**WHAT THE TASK ASKS:** Give the number of lines below that contain the word "统一社会信用代码", and nothing else.

**Collected data entries:**
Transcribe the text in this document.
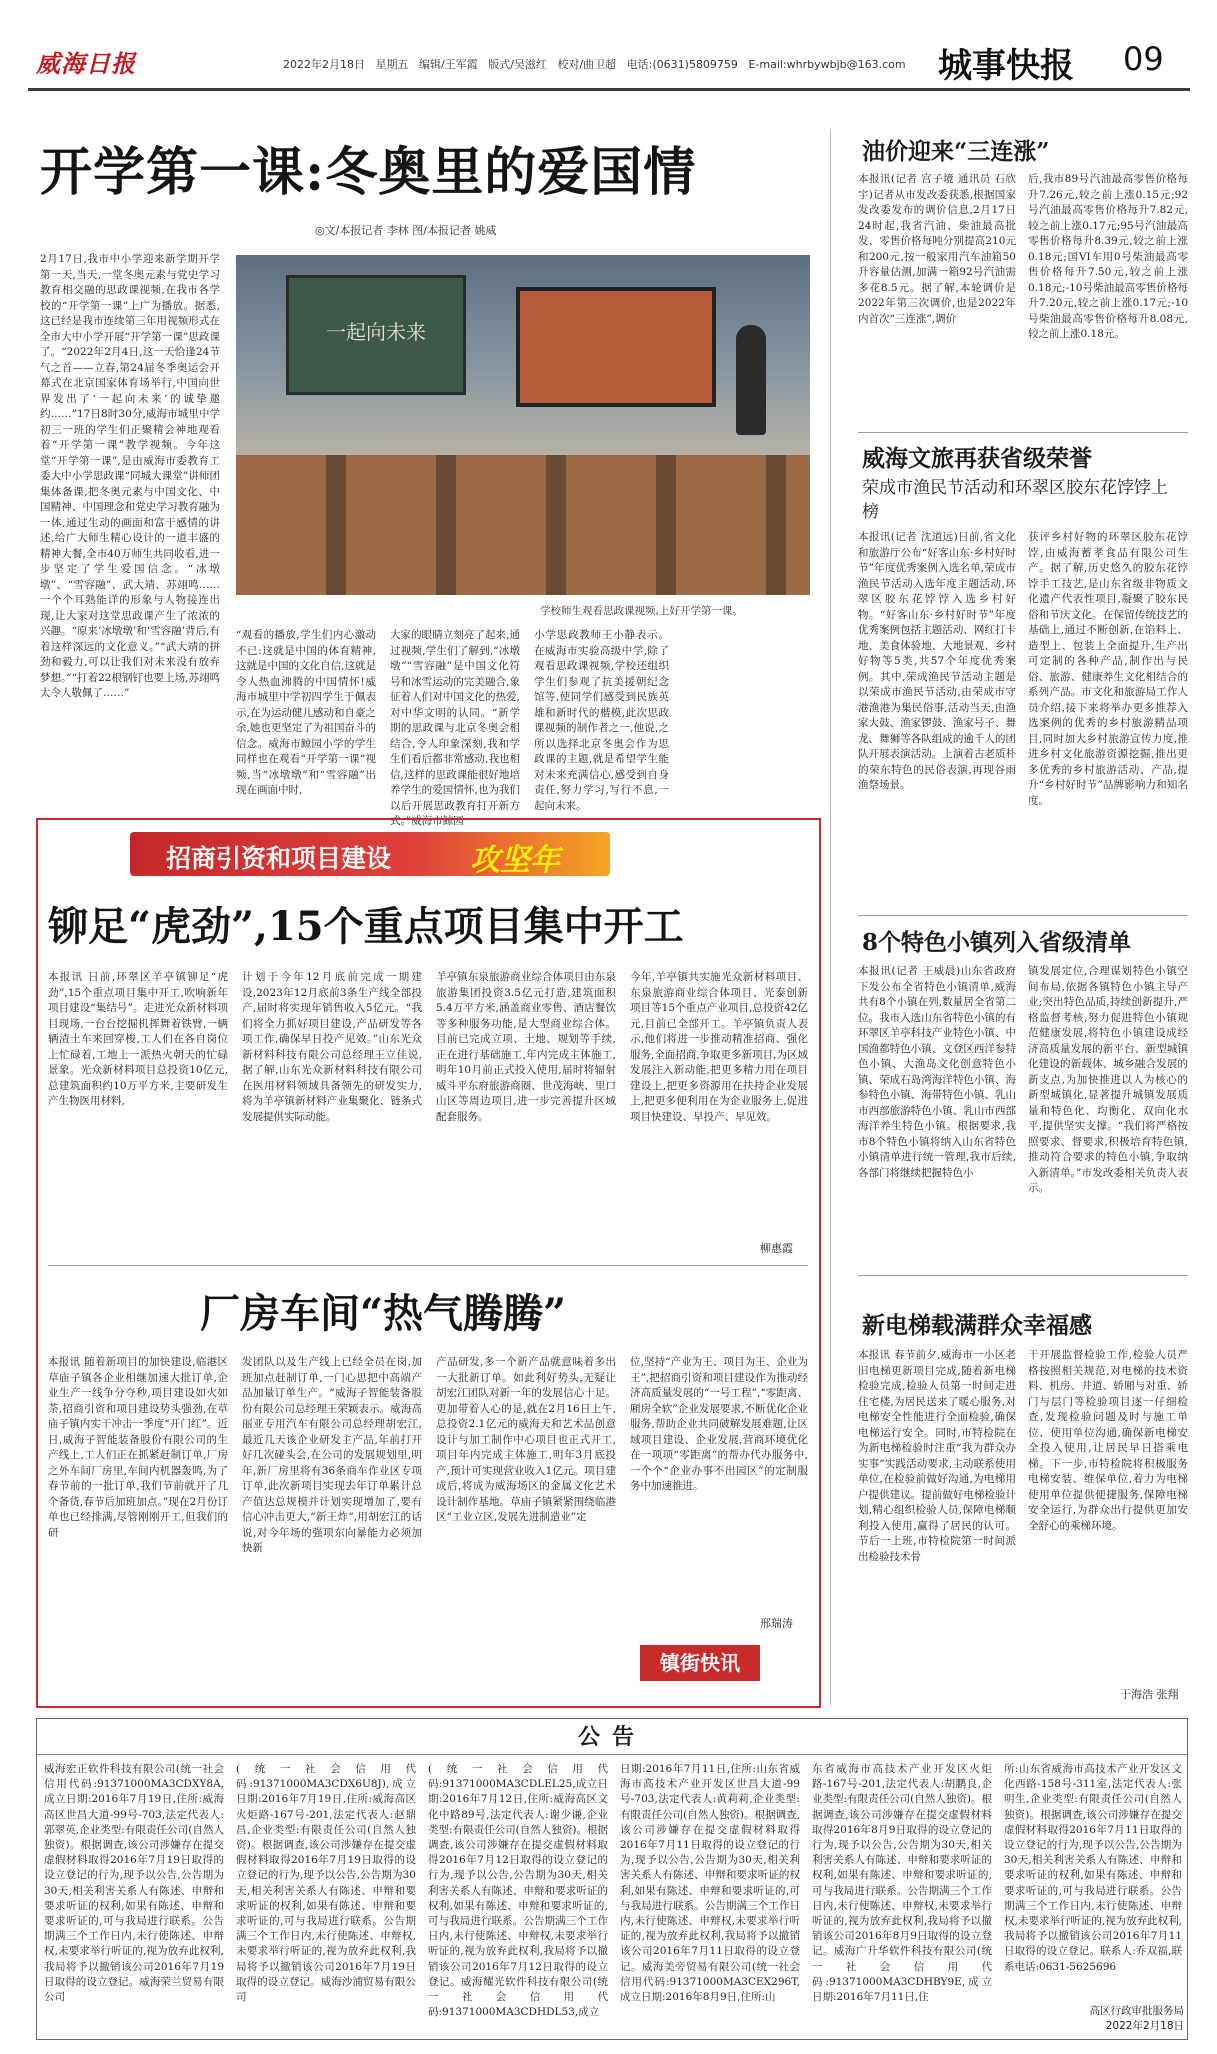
威海日报	2022年2月18日 星期五 编辑/王军霞 版式/吴滋红 校对/曲卫超 电话:(0631)5809759 E-mail:whrbywbjb@163.com 城事快报 09
开学第一课:冬奥里的爱国情
◎文/本报记者 李林 图/本报记者 姚威
2月17日,我市中小学迎来新学期开学第一天,当天,一堂冬奥元素与党史学习教育相交融的思政课视频,在我市各学校的“开学第一课”上广为播放。据悉,这已经是我市连续第三年用视频形式在全市大中小学开展“开学第一课”思政课了。“2022年2月4日,这一天恰逢24节气之首——立春,第24届冬季奥运会开幕式在北京国家体育场举行,中国向世界发出了‘一起向未来’的诚挚邀约……”17日8时30分,威海市城里中学初三一班的学生们正聚精会神地观看着“开学第一课”教学视频。今年这堂“开学第一课”,是由威海市委教育工委大中小学思政课“同城大课堂”讲师团集体备课,把冬奥元素与中国文化、中国精神、中国理念和党史学习教育融为一体,通过生动的画面和富于感情的讲述,给广大师生精心设计的一道丰盛的精神大餐,全市40万师生共同收看,进一步坚定了学生爱国信念。“冰墩墩”、“雪容融”、武大靖、苏翊鸣……一个个耳熟能详的形象与人物接连出现,让大家对这堂思政课产生了浓浓的兴趣。“原来‘冰墩墩’和‘雪容融’背后,有着这样深远的文化意义。”“武大靖的拼劲和毅力,可以让我们对未来没有放弃梦想。”“打着22根钢钉也要上场,苏翊鸣太令人敬佩了……”
一起向未来
学校师生观看思政课视频,上好开学第一课。
“观看的播放,学生们内心激动不已:这就是中国的体育精神,这就是中国的文化自信,这就是令人热血沸腾的中国情怀!威海市城里中学初四学生于佩表示,在为运动健儿感动和自豪之余,她也更坚定了为祖国奋斗的信念。威海市鲸园小学的学生同样也在观看“开学第一课”视频,当“冰墩墩”和“雪容融”出现在画面中时,
大家的眼睛立刻亮了起来,通过视频,学生们了解到,“冰墩墩”“雪容融”是中国文化符号和冰雪运动的完美融合,象征着人们对中国文化的热爱,对中华文明的认同。“新学期的思政课与北京冬奥会相结合,令人印象深刻,我和学生们看后都非常感动,我也相信,这样的思政课能很好地培养学生的爱国情怀,也为我们以后开展思政教育打开新方式。”威海市鲸园
小学思政教师王小静表示。在威海市实验高级中学,除了观看思政课视频,学校还组织学生们参观了抗美援朝纪念馆等,使同学们感受到民族英雄和新时代的楷模,此次思政课视频的制作者之一,他说,之所以选择北京冬奥会作为思政课的主题,就是希望学生能对未来充满信心,感受到自身责任,努力学习,写行不息,一起向未来。
招商引资和项目建设	攻坚年
铆足“虎劲”,15个重点项目集中开工
本报讯 日前,环翠区羊亭镇铆足“虎劲”,15个重点项目集中开工,吹响新年项目建设“集结号”。走进光众新材料项目现场,一台台挖掘机挥舞着铁臂,一辆辆渣土车来回穿梭,工人们在各自岗位上忙碌着,工地上一派热火朝天的忙碌景象。光众新材料项目总投资10亿元,总建筑面积约10万平方米,主要研发生产生物医用材料,
计划于今年12月底前完成一期建设,2023年12月底前3条生产线全部投产,届时将实现年销售收入5亿元。“我们将全力抓好项目建设,产品研发等各项工作,确保早日投产见效。”山东光众新材料科技有限公司总经理王立佳说,据了解,山东光众新材料科技有限公司在医用材料领域具备领先的研发实力,将为羊亭镇新材料产业集聚化、链条式发展提供实际动能。
羊亭镇东泉旅游商业综合体项目由东泉旅游集团投资3.5亿元打造,建筑面积5.4万平方米,涵盖商业零售、酒店餐饮等多种服务功能,是大型商业综合体。目前已完成立项、土地、规划等手续,正在进行基础施工,年内完成主体施工,明年10月前正式投入使用,届时将辐射威斗平东府旅游商圈、世茂海峡、里口山区等周边项目,进一步完善提升区域配套服务。
今年,羊亭镇共实施光众新材料项目、东泉旅游商业综合体项目、光泰创新项目等15个重点产业项目,总投资42亿元,目前已全部开工。羊亭镇负责人表示,他们将进一步推动精准招商、强化服务,全面招商,争取更多新项目,为区域发展注入新动能,把更多精力用在项目建设上,把更多资源用在扶持企业发展上,把更多便利用在为企业服务上,促进项目快建设、早投产、早见效。
柳惠霞
厂房车间“热气腾腾”
本报讯 随着新项目的加快建设,临港区草庙子镇各企业相继加速大批订单,企业生产一线争分夺秒,项目建设如火如荼,招商引资和项目建设势头强劲,在草庙子镇内实干冲击一季度“开门红”。近日,威海子智能装备股份有限公司的生产线上,工人们正在抓紧赶制订单,厂房之外车间厂房里,车间内机器轰鸣,为了春节前的一批订单,我们节前就开了几个备货,春节后加班加点。”现在2月份订单也已经排满,尽管刚刚开工,但我们的研
发团队以及生产线上已经全员在岗,加班加点赶制订单,一门心思把中高端产品加量订单生产。“威海子智能装备股份有限公司总经理王荣颖表示。威海高丽亚专用汽车有限公司总经理胡宏江,最近几天该企业研发主产品,年前打开好几次碰头会,在公司的发展规划里,明年,新厂房里将有36条商车作业区专项订单,此次新项目实现去年订单累计总产值达总规模并计划实现增加了,要有信心冲击更大,“新王炸”,用胡宏江的话说,对今年场的强项东向暴能力必须加快新
产品研发,多一个新产品就意味着多出一大批新订单。如此利好势头,无疑让胡宏江团队对新一年的发展信心十足。更加带着人心的是,就在2月16日上午,总投资2.1亿元的威海天和艺术品创意设计与加工制作中心项目也正式开工,项目年内完成主体施工,明年3月底投产,预计可实现营业收入1亿元。项目建成后,将成为威海场区的金属文化艺术设计制作基地。草庙子镇紧紧围绕临港区“工业立区,发展先进制造业”定
位,坚持“产业为王、项目为王、企业为王”,把招商引资和项目建设作为推动经济高质量发展的“一号工程”,“零距离、厢房全软”企业发展要求,不断优化企业服务,帮助企业共同破解发展难题,让区域项目建设、企业发展,营商环境优化在一项项“零距离”的帮办代办服务中,一个个“企业办事不出园区”的定制服务中加速推进。
邢瑞涛
镇街快讯
油价迎来“三连涨”
本报讯(记者 宫子境 通讯员 石欣宇)记者从市发改委获悉,根据国家发改委发布的调价信息,2月17日24时起,我省汽油、柴油最高批发、零售价格每吨分别提高210元和200元,按一般家用汽车油箱50升容量估测,加满一箱92号汽油需多花8.5元。据了解,本轮调价是2022年第三次调价,也是2022年内首次“三连涨”,调价
后,我市89号汽油最高零售价格每升7.26元,较之前上涨0.15元;92号汽油最高零售价格每升7.82元,较之前上涨0.17元;95号汽油最高零售价格每升8.39元,较之前上涨0.18元;国VI车用0号柴油最高零售价格每升7.50元,较之前上涨0.18元;-10号柴油最高零售价格每升7.20元,较之前上涨0.17元;-10号柴油最高零售价格每升8.08元,较之前上涨0.18元。
威海文旅再获省级荣誉
荣成市渔民节活动和环翠区胶东花饽饽上榜
本报讯(记者 沈道远)日前,省文化和旅游厅公布“好客山东·乡村好时节”年度优秀案例入选名单,荣成市渔民节活动入选年度主题活动,环翠区胶东花饽饽入选乡村好物。“好客山东·乡村好时节”年度优秀案例包括主题活动、网红打卡地、美食体验地、大地景观、乡村好物等5类,共57个年度优秀案例。其中,荣成渔民节活动主题是以荣成市渔民节活动,由荣成市守港渔港为集民俗事,活动当天,由渔家大鼓、渔家锣鼓、渔家号子、舞龙、舞狮等各队组成的逾千人的团队开展表演活动。上演着古老质朴的荣东特色的民俗表演,再现谷雨渔祭场景。
获评乡村好物的环翠区胶东花饽饽,由威海蓄孝食品有限公司生产。据了解,历史悠久的胶东花饽饽手工技艺,是山东省级非物质文化遗产代表性项目,凝聚了胶东民俗和节庆文化。在保留传统技艺的基础上,通过不断创新,在馅料上、造型上、包装上全面提升,生产出可定制的各种产品,制作出与民俗、旅游、健康养生文化相结合的系列产品。市文化和旅游局工作人员介绍,接下来将举办更多推荐入选案例的优秀的乡村旅游精品项目,同时加大乡村旅游宣传力度,推进乡村文化旅游资源挖掘,推出更多优秀的乡村旅游活动、产品,提升“乡村好时节”品牌影响力和知名度。
8个特色小镇列入省级清单
本报讯(记者 王威晨)山东省政府下发公布全省特色小镇清单,威海共有8个小镇在列,数量居全省第二位。我市入选山东省特色小镇的有环翠区羊亭科技产业特色小镇、中国渔都特色小镇、文登区西洋参特色小镇、大渔岛文化创意特色小镇、荣成石岛湾海洋特色小镇、海参特色小镇、海带特色小镇、乳山市西部旅游特色小镇、乳山市西部海洋养生特色小镇。根据要求,我市8个特色小镇将纳入山东省特色小镇清单进行统一管理,我市后续,各部门将继续把握特色小
镇发展定位,合理谋划特色小镇空间布局,依据各镇特色小镇主导产业;突出特色品质,持续创新提升,严格监督考核,努力促进特色小镇规范健康发展,将特色小镇建设成经济高质量发展的新平台、新型城镇化建设的新载体、城乡融合发展的新支点,为加快推进以人为核心的新型城镇化,显著提升城镇发展质量和特色化、均衡化、双向化水平,提供坚实支撑。“我们将严格按照要求、督要求,积极培育特色镇,推动符合要求的特色小镇,争取纳入新清单。”市发改委相关负责人表示。
新电梯载满群众幸福感
本报讯 春节前夕,威海市一小区老旧电梯更新项目完成,随着新电梯检验完成,检验人员第一时间走进住宅楼,为居民送来了暖心服务,对电梯安全性能进行全面检验,确保电梯运行安全。同时,市特检院在为新电梯检验时注重“我为群众办实事”实践活动要求,主动联系使用单位,在检验前做好沟通,为电梯用户提供建议。提前做好电梯检验计划,精心组织检验人员,保障电梯顺利投入使用,赢得了居民的认可。节后一上班,市特检院第一时间派出检验技术骨
干开展监督检验工作,检验人员严格按照相关规范,对电梯的技术资料、机房、井道、轿厢与对重、轿门与层门等检验项目逐一仔细检查,发现检验问题及时与施工单位、使用单位沟通,确保新电梯安全投入使用,让居民早日搭乘电梯。下一步,市特检院将积极服务电梯安装、维保单位,着力为电梯使用单位提供便捷服务,保障电梯安全运行,为群众出行提供更加安全舒心的乘梯环境。
于海浩 张翔
公告
威海宏正软件科技有限公司(统一社会信用代码:91371000MA3CDXY8A,成立日期:2016年7月19日,住所:威海高区世昌大道-99号-703,法定代表人:郭翠英,企业类型:有限责任公司(自然人独资)。根据调查,该公司涉嫌存在提交虚假材料取得2016年7月19日取得的设立登记的行为,现予以公告,公告期为30天,相关利害关系人有陈述、申辩和要求听证的权利,如果有陈述、申辩和要求听证的,可与我局进行联系。公告期满三个工作日内,未行使陈述、申辩权,未要求举行听证的,视为放弃此权利,我局将予以撤销该公司2016年7月19日取得的设立登记。威海荣兰贸易有限公司
(统一社会信用代码:91371000MA3CDX6U8J),成立日期:2016年7月19日,住所:威海高区火炬路-167号-201,法定代表人:赵鼎昌,企业类型:有限责任公司(自然人独资)。根据调查,该公司涉嫌存在提交虚假材料取得2016年7月19日取得的设立登记的行为,现予以公告,公告期为30天,相关利害关系人有陈述、申辩和要求听证的权利,如果有陈述、申辩和要求听证的,可与我局进行联系。公告期满三个工作日内,未行使陈述、申辩权,未要求举行听证的,视为放弃此权利,我局将予以撤销该公司2016年7月19日取得的设立登记。威海沙浦贸易有限公司
(统一社会信用代码:91371000MA3CDLEL25,成立日期:2016年7月12日,住所:威海高区文化中路89号,法定代表人:谢少谦,企业类型:有限责任公司(自然人独资)。根据调查,该公司涉嫌存在提交虚假材料取得2016年7月12日取得的设立登记的行为,现予以公告,公告期为30天,相关利害关系人有陈述、申辩和要求听证的权利,如果有陈述、申辩和要求听证的,可与我局进行联系。公告期满三个工作日内,未行使陈述、申辩权,未要求举行听证的,视为放弃此权利,我局将予以撤销该公司2016年7月12日取得的设立登记。威海耀光软件科技有限公司(统一社会信用代码:91371000MA3CDHDL53,成立
日期:2016年7月11日,住所:山东省威海市高技术产业开发区世昌大道-99号-703,法定代表人:黄莉莉,企业类型:有限责任公司(自然人独资)。根据调查,该公司涉嫌存在提交虚假材料取得2016年7月11日取得的设立登记的行为,现予以公告,公告期为30天,相关利害关系人有陈述、申辩和要求听证的权利,如果有陈述、申辩和要求听证的,可与我局进行联系。公告期满三个工作日内,未行使陈述、申辩权,未要求举行听证的,视为放弃此权利,我局将予以撤销该公司2016年7月11日取得的设立登记。威海美旁贸易有限公司(统一社会信用代码:91371000MA3CEX296T,成立日期:2016年8月9日,住所:山
东省威海市高技术产业开发区火炬路-167号-201,法定代表人:胡鹏良,企业类型:有限责任公司(自然人独资)。根据调查,该公司涉嫌存在提交虚假材料取得2016年8月9日取得的设立登记的行为,现予以公告,公告期为30天,相关利害关系人有陈述、申辩和要求听证的权利,如果有陈述、申辩和要求听证的,可与我局进行联系。公告期满三个工作日内,未行使陈述、申辩权,未要求举行听证的,视为放弃此权利,我局将予以撤销该公司2016年8月9日取得的设立登记。威海广升华软件科技有限公司(统一社会信用代码:91371000MA3CDHBY9E,成立日期:2016年7月11日,住
所:山东省威海市高技术产业开发区文化西路-158号-311室,法定代表人:张明生,企业类型:有限责任公司(自然人独资)。根据调查,该公司涉嫌存在提交虚假材料取得2016年7月11日取得的设立登记的行为,现予以公告,公告期为30天,相关利害关系人有陈述、申辩和要求听证的权利,如果有陈述、申辩和要求听证的,可与我局进行联系。公告期满三个工作日内,未行使陈述、申辩权,未要求举行听证的,视为放弃此权利,我局将予以撤销该公司2016年7月11日取得的设立登记。联系人:乔双福,联系电话:0631-5625696
高区行政审批服务局
2022年2月18日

**RESULT FOR THIS TASK:** 5